* start *

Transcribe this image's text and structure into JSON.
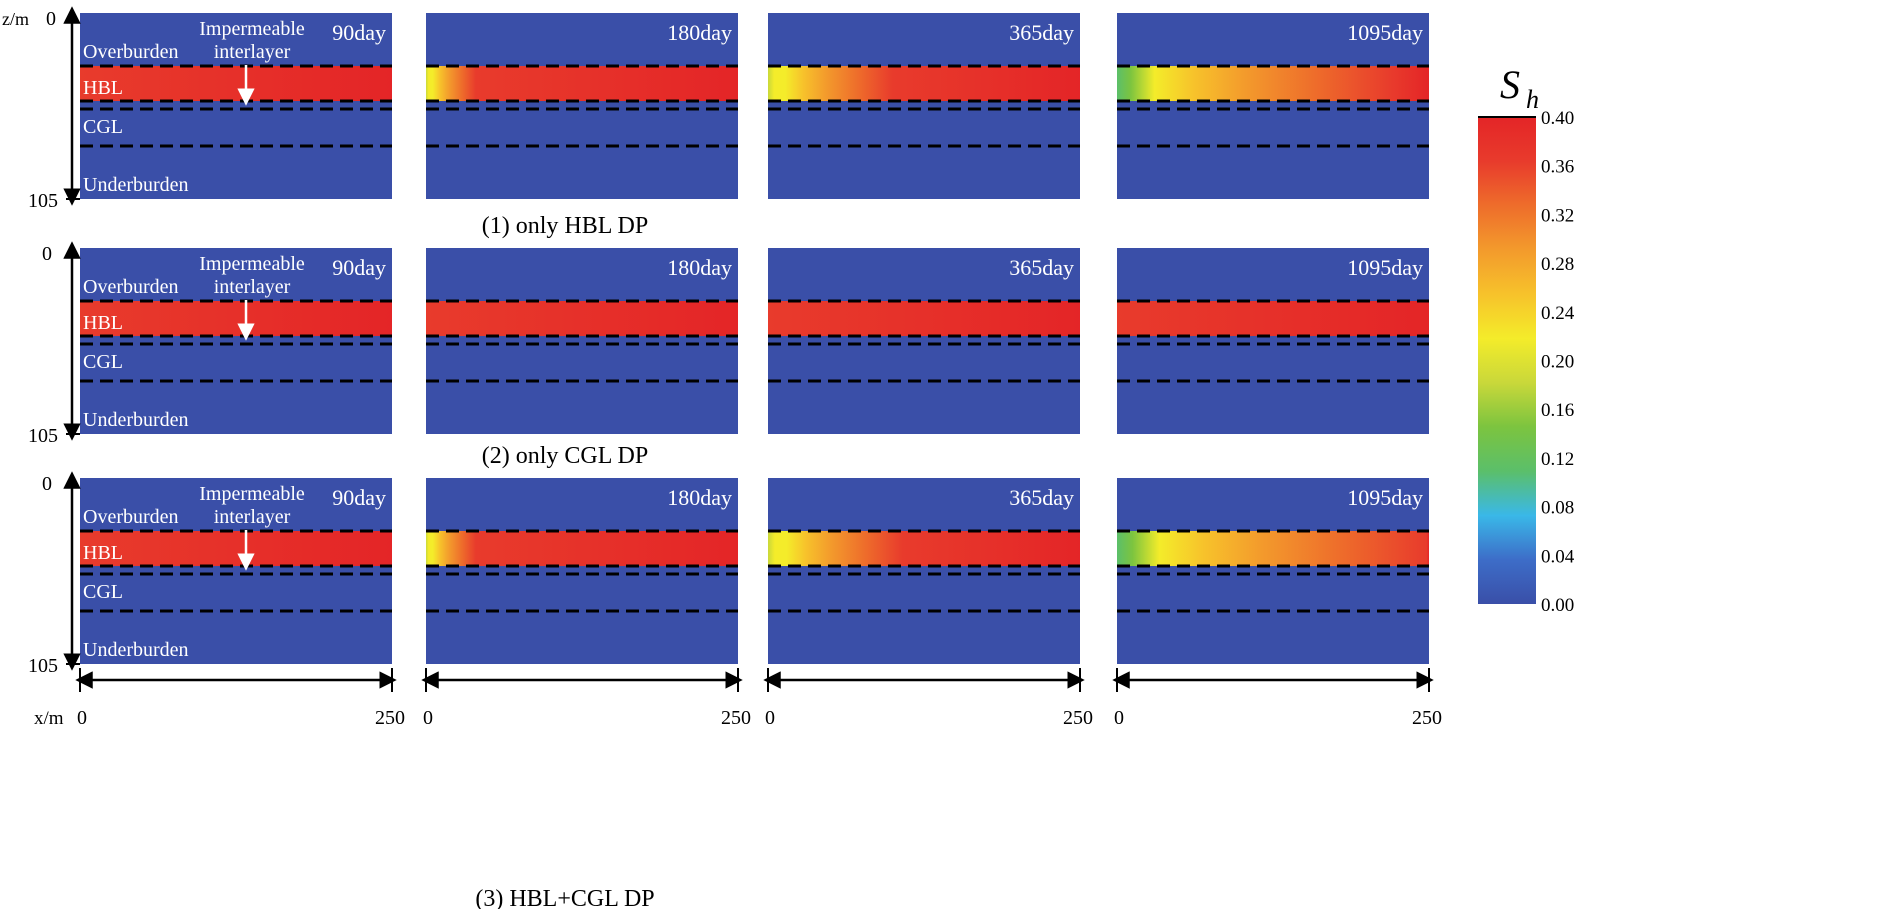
{
  "chart_data": {
    "type": "heatmap",
    "colorbar": {
      "title": "S",
      "title_subscript": "h",
      "range": [
        0.0,
        0.4
      ],
      "ticks": [
        "0.40",
        "0.36",
        "0.32",
        "0.28",
        "0.24",
        "0.20",
        "0.16",
        "0.12",
        "0.08",
        "0.04",
        "0.00"
      ],
      "colors": [
        "#3A4FA8",
        "#3D6DC8",
        "#3AB8E8",
        "#5BBF6A",
        "#7CC43F",
        "#C9D83A",
        "#F4EC2A",
        "#F7C22B",
        "#F39A2C",
        "#EE6D2B",
        "#E83B2C",
        "#E42527"
      ]
    },
    "axes": {
      "z_label": "z/m",
      "z_min": "0",
      "z_max": "105",
      "x_label": "x/m",
      "x_min": "0",
      "x_max": "250"
    },
    "layers": {
      "overburden": "Overburden",
      "hbl": "HBL",
      "cgl": "CGL",
      "underburden": "Underburden",
      "interlayer_line1": "Impermeable",
      "interlayer_line2": "interlayer"
    },
    "rows": [
      {
        "caption": "(1) only HBL DP",
        "panels": [
          {
            "label": "90day",
            "dissociation_front_fraction": 0.0
          },
          {
            "label": "180day",
            "dissociation_front_fraction": 0.1
          },
          {
            "label": "365day",
            "dissociation_front_fraction": 0.25
          },
          {
            "label": "1095day",
            "dissociation_front_fraction": 0.55
          }
        ]
      },
      {
        "caption": "(2) only CGL DP",
        "panels": [
          {
            "label": "90day",
            "dissociation_front_fraction": 0.0
          },
          {
            "label": "180day",
            "dissociation_front_fraction": 0.0
          },
          {
            "label": "365day",
            "dissociation_front_fraction": 0.0
          },
          {
            "label": "1095day",
            "dissociation_front_fraction": 0.0
          }
        ]
      },
      {
        "caption": "(3) HBL+CGL DP",
        "panels": [
          {
            "label": "90day",
            "dissociation_front_fraction": 0.0
          },
          {
            "label": "180day",
            "dissociation_front_fraction": 0.1
          },
          {
            "label": "365day",
            "dissociation_front_fraction": 0.27
          },
          {
            "label": "1095day",
            "dissociation_front_fraction": 0.62
          }
        ]
      }
    ]
  }
}
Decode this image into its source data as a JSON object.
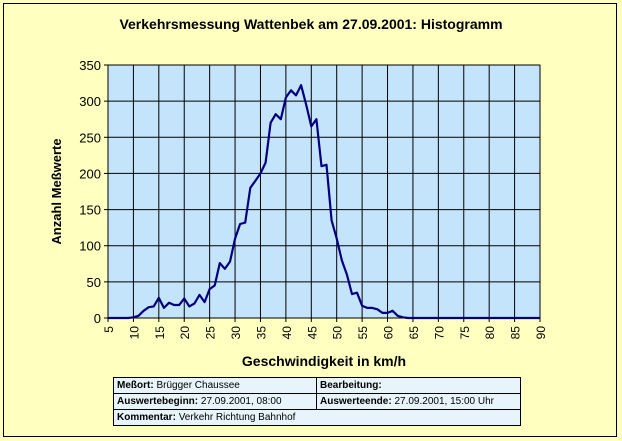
{
  "chart_data": {
    "type": "line",
    "title": "Verkehrsmessung Wattenbek am 27.09.2001: Histogramm",
    "xlabel": "Geschwindigkeit in km/h",
    "ylabel": "Anzahl Meßwerte",
    "xlim": [
      5,
      90
    ],
    "ylim": [
      0,
      350
    ],
    "xticks": [
      "5",
      "10",
      "15",
      "20",
      "25",
      "30",
      "35",
      "40",
      "45",
      "50",
      "55",
      "60",
      "65",
      "70",
      "75",
      "80",
      "85",
      "90"
    ],
    "yticks": [
      "0",
      "50",
      "100",
      "150",
      "200",
      "250",
      "300",
      "350"
    ],
    "grid": true,
    "colors": {
      "plot_background": "#c4e4fb",
      "line": "#000080",
      "page_background": "#ffffc0"
    },
    "series": [
      {
        "x": [
          5,
          6,
          7,
          8,
          9,
          10,
          11,
          12,
          13,
          14,
          15,
          16,
          17,
          18,
          19,
          20,
          21,
          22,
          23,
          24,
          25,
          26,
          27,
          28,
          29,
          30,
          31,
          32,
          33,
          34,
          35,
          36,
          37,
          38,
          39,
          40,
          41,
          42,
          43,
          44,
          45,
          46,
          47,
          48,
          49,
          50,
          51,
          52,
          53,
          54,
          55,
          56,
          57,
          58,
          59,
          60,
          61,
          62,
          63,
          64,
          65,
          66,
          67,
          68,
          69,
          70,
          71,
          72,
          73,
          74,
          75,
          76,
          77,
          78,
          79,
          80,
          81,
          82,
          83,
          84,
          85,
          86,
          87,
          88,
          89,
          90
        ],
        "values": [
          0,
          0,
          0,
          0,
          0,
          1,
          3,
          10,
          15,
          16,
          28,
          14,
          21,
          18,
          18,
          27,
          16,
          20,
          32,
          22,
          40,
          45,
          76,
          68,
          78,
          110,
          130,
          132,
          180,
          190,
          200,
          215,
          270,
          282,
          275,
          305,
          315,
          308,
          322,
          295,
          265,
          275,
          210,
          212,
          135,
          110,
          80,
          60,
          33,
          35,
          17,
          14,
          14,
          12,
          7,
          7,
          10,
          3,
          1,
          0,
          0,
          0,
          0,
          0,
          0,
          0,
          0,
          0,
          0,
          0,
          0,
          0,
          0,
          0,
          0,
          0,
          0,
          0,
          0,
          0,
          0,
          0,
          0,
          0,
          0,
          0
        ]
      }
    ]
  },
  "info": {
    "messort_label": "Meßort:",
    "messort_value": "Brügger Chaussee",
    "bearbeitung_label": "Bearbeitung:",
    "bearbeitung_value": "",
    "beginn_label": "Auswertebeginn:",
    "beginn_value": "27.09.2001, 08:00",
    "ende_label": "Auswerteende:",
    "ende_value": "27.09.2001, 15:00 Uhr",
    "kommentar_label": "Kommentar:",
    "kommentar_value": "Verkehr Richtung Bahnhof"
  }
}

* end *

**Exercise requirements**
Using the records above, copy every line that has the word "into" in it.

**Full response**
Transcribe this image's text and structure into JSON.
Decode this image into its source data as a JSON object.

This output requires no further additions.